## Directions for this task:
Using the data below, copy each line that includes the word "Fresh".

## Records to use:
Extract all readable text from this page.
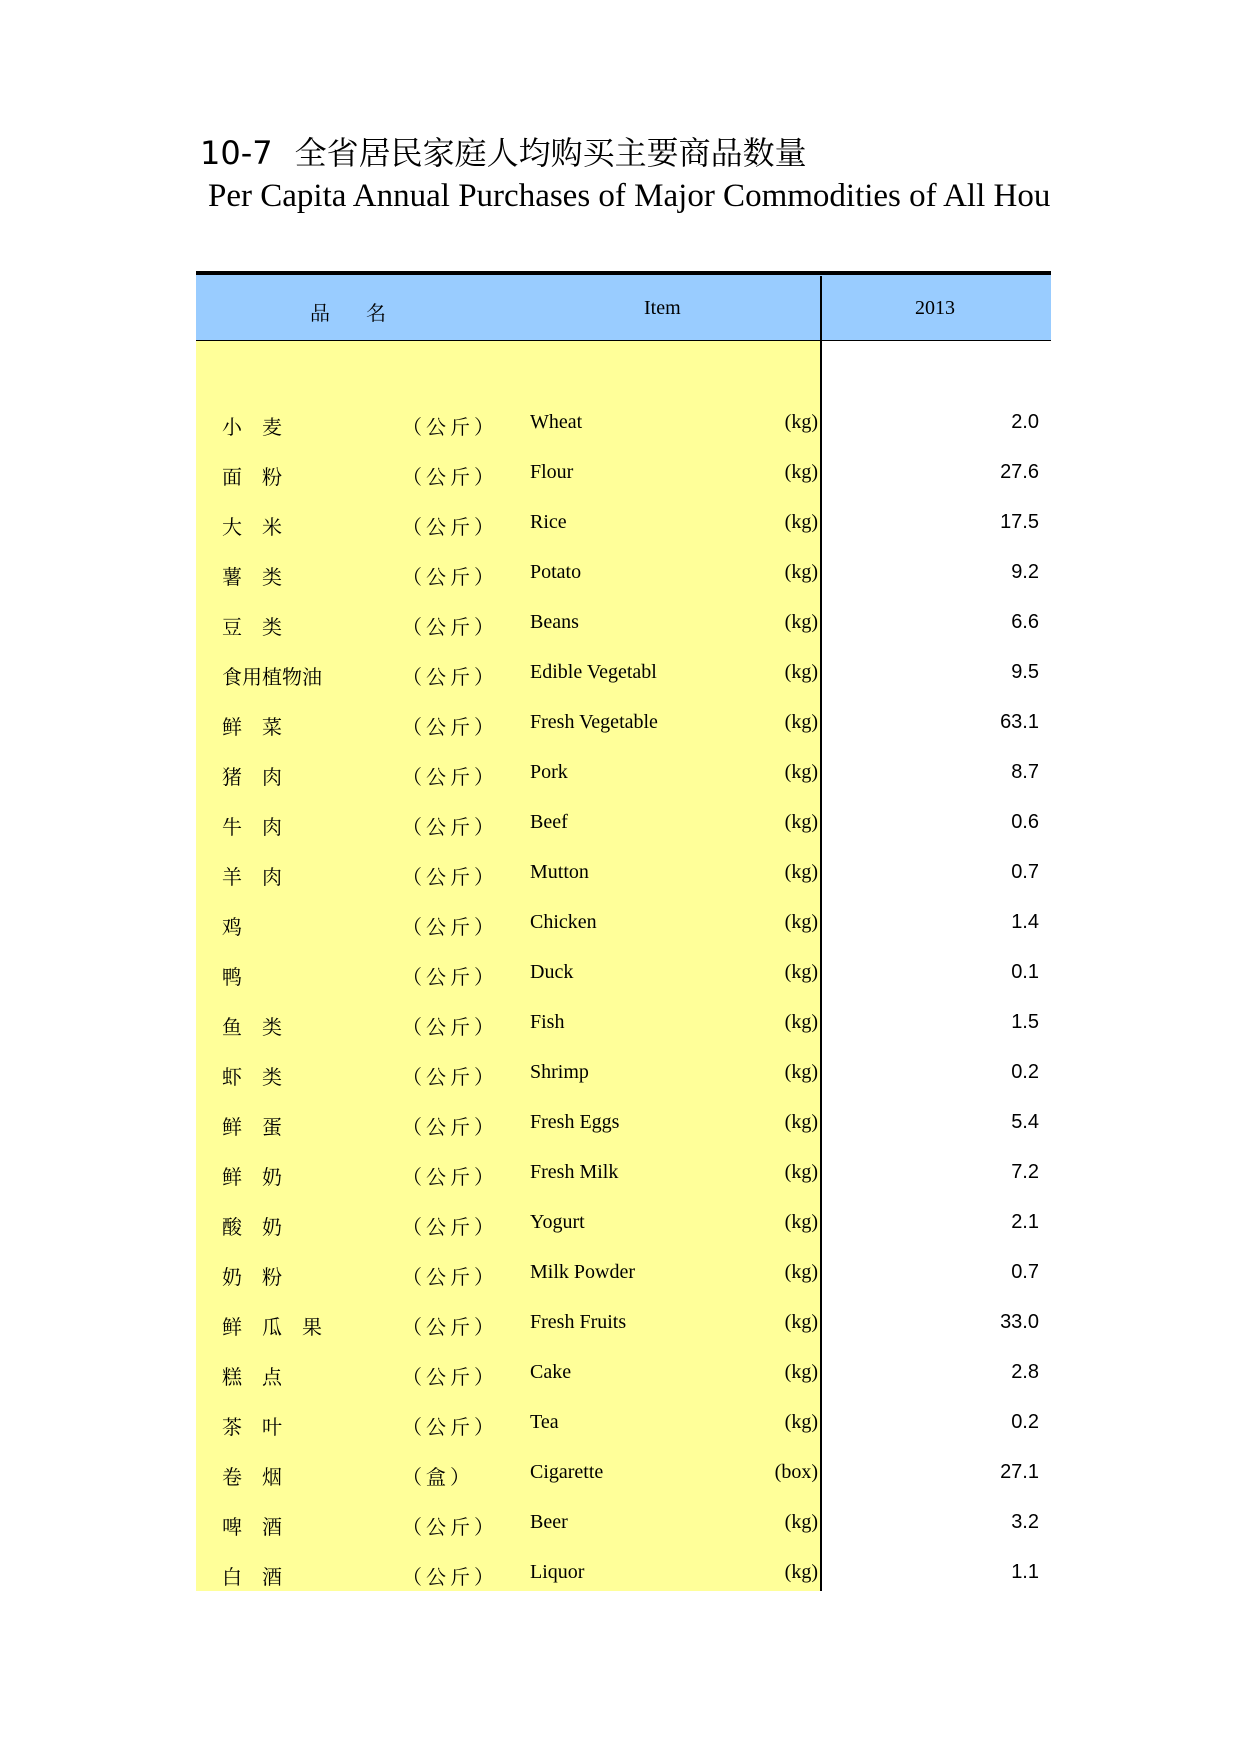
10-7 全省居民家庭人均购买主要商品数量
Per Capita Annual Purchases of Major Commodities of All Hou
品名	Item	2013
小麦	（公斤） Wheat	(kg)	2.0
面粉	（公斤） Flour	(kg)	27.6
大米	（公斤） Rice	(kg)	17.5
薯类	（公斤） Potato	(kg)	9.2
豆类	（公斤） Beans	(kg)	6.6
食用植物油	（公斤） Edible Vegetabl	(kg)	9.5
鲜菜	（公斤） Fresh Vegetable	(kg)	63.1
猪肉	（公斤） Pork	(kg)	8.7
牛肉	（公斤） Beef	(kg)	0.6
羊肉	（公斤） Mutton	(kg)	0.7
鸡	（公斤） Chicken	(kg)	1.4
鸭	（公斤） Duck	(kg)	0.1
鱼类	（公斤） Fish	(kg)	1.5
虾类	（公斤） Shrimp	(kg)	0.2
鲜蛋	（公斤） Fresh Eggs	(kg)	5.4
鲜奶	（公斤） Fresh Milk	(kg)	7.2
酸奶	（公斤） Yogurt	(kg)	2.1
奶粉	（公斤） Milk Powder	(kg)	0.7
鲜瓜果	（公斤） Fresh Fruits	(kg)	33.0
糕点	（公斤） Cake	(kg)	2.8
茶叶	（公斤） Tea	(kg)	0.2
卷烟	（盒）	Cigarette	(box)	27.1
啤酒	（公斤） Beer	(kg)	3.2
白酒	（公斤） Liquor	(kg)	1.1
* * *
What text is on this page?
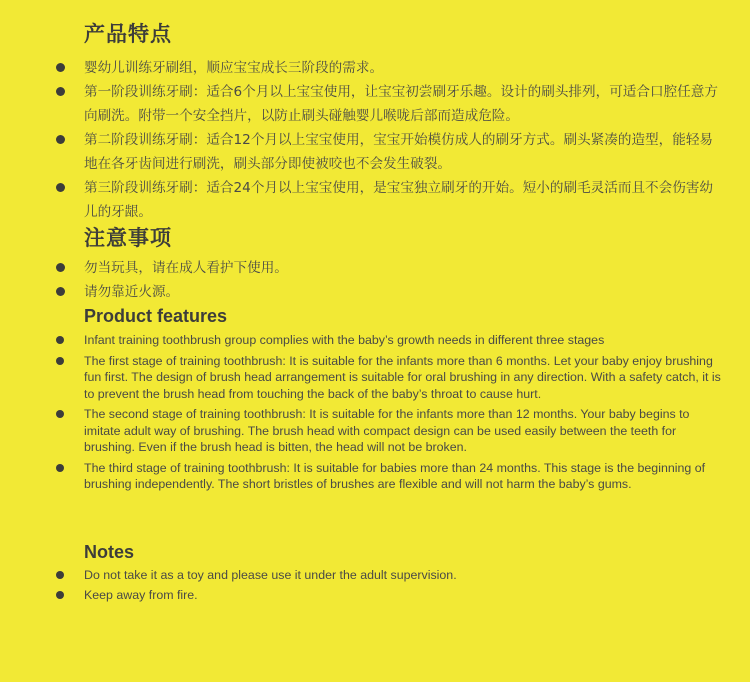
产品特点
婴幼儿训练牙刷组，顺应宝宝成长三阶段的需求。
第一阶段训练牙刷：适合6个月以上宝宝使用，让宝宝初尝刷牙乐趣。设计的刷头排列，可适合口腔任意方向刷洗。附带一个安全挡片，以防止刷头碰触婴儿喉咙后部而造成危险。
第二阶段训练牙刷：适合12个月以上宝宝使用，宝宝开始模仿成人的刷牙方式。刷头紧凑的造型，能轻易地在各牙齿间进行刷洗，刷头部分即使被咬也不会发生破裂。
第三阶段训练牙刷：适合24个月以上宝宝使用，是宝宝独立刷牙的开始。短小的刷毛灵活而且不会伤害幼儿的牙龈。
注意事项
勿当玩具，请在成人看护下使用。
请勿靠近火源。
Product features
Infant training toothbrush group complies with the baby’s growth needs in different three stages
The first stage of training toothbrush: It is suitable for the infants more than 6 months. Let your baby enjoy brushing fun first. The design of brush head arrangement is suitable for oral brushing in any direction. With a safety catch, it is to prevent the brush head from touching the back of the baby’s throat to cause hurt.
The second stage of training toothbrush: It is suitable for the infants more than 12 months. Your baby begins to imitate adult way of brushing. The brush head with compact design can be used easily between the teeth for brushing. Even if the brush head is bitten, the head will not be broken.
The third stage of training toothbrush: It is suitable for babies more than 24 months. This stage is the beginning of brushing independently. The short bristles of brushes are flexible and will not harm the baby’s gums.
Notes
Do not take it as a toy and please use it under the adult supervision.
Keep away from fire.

## Exercise answer:
鲜菜	（公斤） Fresh Vegetable	(kg)	63.1
鲜蛋	（公斤） Fresh Eggs	(kg)	5.4
鲜奶	（公斤） Fresh Milk	(kg)	7.2
鲜瓜果	（公斤） Fresh Fruits	(kg)	33.0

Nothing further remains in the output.